#### Goal
Keep only the lines that hold the string "Budget", filtering out the rest of the entries below.

## Begin

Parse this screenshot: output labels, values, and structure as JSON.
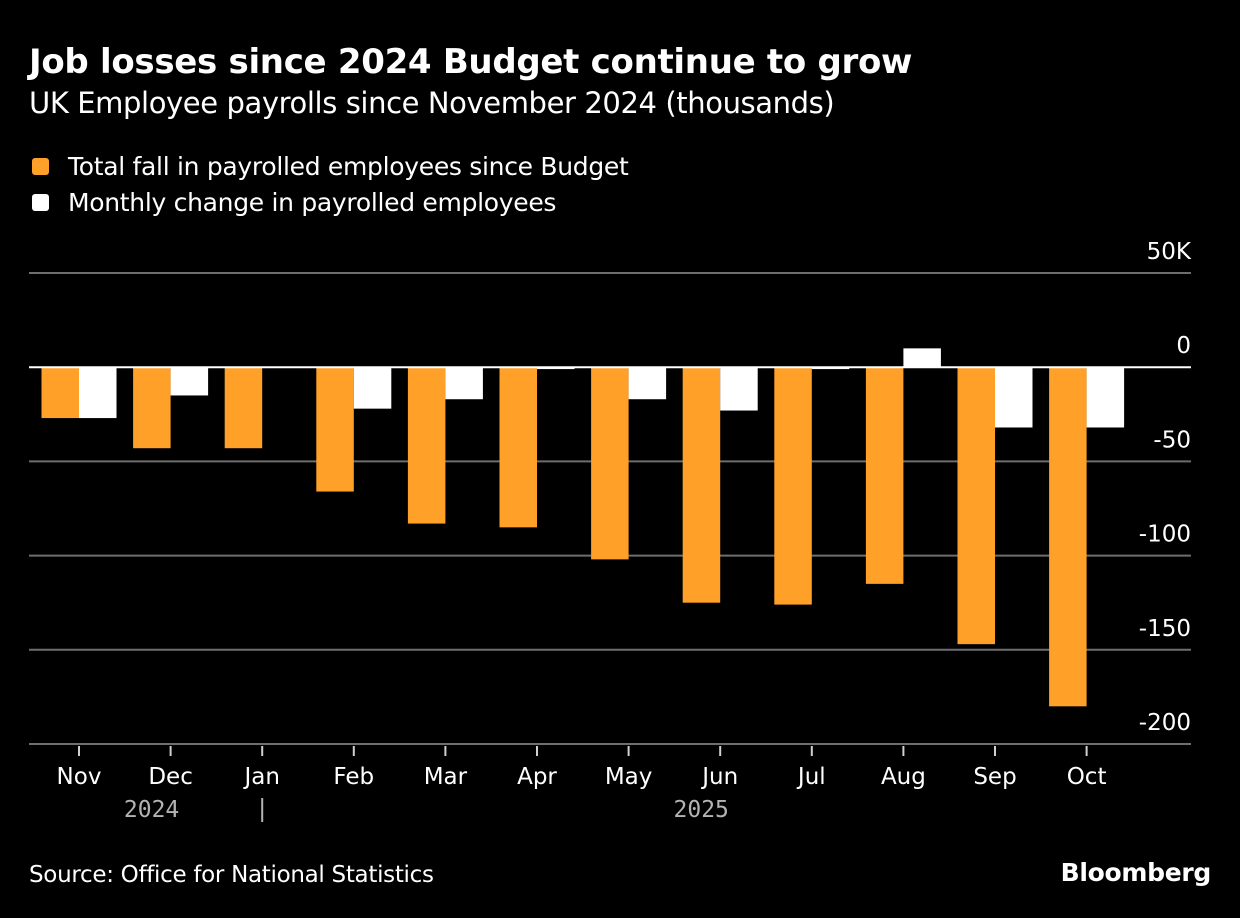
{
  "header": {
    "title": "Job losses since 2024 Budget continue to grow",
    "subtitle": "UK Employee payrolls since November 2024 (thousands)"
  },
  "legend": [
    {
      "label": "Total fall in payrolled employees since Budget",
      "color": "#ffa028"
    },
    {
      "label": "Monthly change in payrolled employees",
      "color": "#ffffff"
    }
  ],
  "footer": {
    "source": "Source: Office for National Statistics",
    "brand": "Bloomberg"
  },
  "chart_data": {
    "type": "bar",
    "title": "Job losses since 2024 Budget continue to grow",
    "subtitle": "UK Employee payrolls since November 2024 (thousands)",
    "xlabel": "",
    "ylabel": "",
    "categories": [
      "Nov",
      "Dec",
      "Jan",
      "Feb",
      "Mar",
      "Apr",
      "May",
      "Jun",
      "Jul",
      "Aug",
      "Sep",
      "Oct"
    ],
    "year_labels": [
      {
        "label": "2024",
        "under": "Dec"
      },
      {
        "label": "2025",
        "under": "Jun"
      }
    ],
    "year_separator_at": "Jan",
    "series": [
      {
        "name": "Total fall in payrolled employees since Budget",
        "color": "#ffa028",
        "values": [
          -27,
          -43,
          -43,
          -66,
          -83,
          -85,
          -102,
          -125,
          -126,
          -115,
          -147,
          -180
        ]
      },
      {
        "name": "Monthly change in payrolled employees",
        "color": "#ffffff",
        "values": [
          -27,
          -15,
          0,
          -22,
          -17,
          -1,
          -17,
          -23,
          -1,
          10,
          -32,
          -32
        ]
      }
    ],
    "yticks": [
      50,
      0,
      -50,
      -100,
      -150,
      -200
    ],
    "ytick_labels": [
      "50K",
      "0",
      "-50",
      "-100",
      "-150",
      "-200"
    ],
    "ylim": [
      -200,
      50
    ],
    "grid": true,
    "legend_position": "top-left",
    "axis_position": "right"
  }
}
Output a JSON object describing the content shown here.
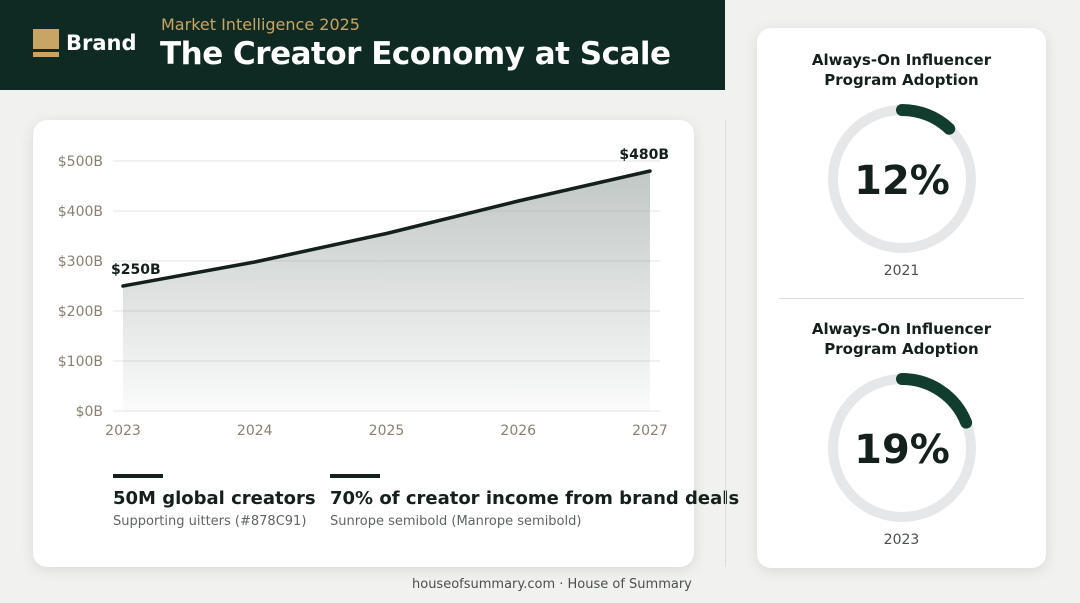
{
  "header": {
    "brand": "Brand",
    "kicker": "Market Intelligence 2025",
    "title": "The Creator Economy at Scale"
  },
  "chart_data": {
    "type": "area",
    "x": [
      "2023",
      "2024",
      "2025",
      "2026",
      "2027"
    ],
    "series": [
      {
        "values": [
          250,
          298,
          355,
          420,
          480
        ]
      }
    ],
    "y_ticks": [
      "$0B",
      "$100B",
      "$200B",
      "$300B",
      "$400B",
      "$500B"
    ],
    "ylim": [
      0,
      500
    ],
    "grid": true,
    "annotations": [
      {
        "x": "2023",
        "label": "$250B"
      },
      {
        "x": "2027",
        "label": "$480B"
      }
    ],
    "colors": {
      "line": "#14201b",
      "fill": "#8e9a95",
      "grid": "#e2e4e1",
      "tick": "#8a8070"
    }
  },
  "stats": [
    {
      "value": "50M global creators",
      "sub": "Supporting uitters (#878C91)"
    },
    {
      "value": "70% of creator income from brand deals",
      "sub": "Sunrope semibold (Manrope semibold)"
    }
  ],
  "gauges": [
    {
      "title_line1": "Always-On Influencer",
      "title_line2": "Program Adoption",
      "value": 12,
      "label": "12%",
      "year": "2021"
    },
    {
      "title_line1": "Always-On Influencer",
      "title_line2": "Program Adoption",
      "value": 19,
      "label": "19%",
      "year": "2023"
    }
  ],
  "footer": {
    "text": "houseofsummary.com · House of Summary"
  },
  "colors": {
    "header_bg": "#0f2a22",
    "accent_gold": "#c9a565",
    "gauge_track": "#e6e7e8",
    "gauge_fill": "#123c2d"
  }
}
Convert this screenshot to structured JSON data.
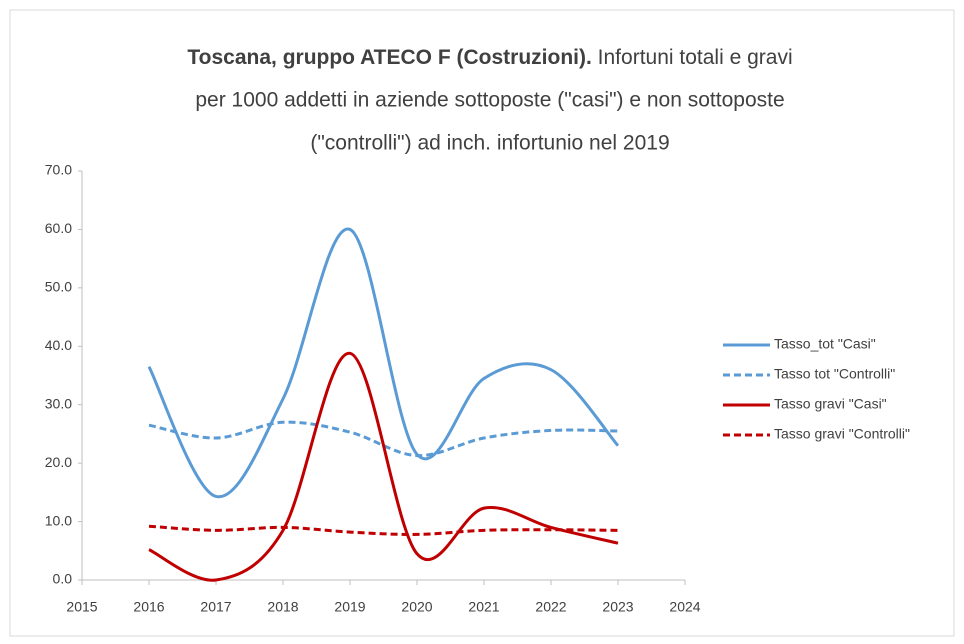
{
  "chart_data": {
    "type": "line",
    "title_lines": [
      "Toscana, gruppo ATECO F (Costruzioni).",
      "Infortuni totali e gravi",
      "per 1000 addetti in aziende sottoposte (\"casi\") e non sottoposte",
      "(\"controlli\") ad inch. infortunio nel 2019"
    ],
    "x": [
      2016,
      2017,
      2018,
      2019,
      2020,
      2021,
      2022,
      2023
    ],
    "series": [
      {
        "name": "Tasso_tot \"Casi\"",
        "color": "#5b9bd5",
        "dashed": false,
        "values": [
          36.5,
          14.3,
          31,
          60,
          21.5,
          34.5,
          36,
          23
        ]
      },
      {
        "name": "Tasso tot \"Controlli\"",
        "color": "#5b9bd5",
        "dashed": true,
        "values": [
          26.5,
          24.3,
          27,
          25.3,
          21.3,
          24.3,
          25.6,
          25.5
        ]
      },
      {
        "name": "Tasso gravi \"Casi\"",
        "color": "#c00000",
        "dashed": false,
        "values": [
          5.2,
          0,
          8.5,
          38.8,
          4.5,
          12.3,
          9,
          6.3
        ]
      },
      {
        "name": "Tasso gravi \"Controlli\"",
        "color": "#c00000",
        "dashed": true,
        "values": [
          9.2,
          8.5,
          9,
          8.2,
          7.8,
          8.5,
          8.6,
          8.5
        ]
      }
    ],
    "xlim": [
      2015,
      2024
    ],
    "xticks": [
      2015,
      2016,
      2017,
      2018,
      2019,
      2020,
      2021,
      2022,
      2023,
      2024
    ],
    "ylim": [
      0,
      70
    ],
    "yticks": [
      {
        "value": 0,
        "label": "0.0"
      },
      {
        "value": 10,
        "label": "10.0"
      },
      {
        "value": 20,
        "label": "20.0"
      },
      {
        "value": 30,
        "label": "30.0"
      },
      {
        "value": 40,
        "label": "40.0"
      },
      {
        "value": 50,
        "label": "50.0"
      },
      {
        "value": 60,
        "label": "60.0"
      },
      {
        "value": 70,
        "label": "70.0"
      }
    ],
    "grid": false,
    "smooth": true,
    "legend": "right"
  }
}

## End

#### Result of this task
    "title": "Job losses since 2024 Budget continue to grow",
      "label": "Total fall in payrolled employees since Budget",
    "title": "Job losses since 2024 Budget continue to grow",
        "name": "Total fall in payrolled employees since Budget",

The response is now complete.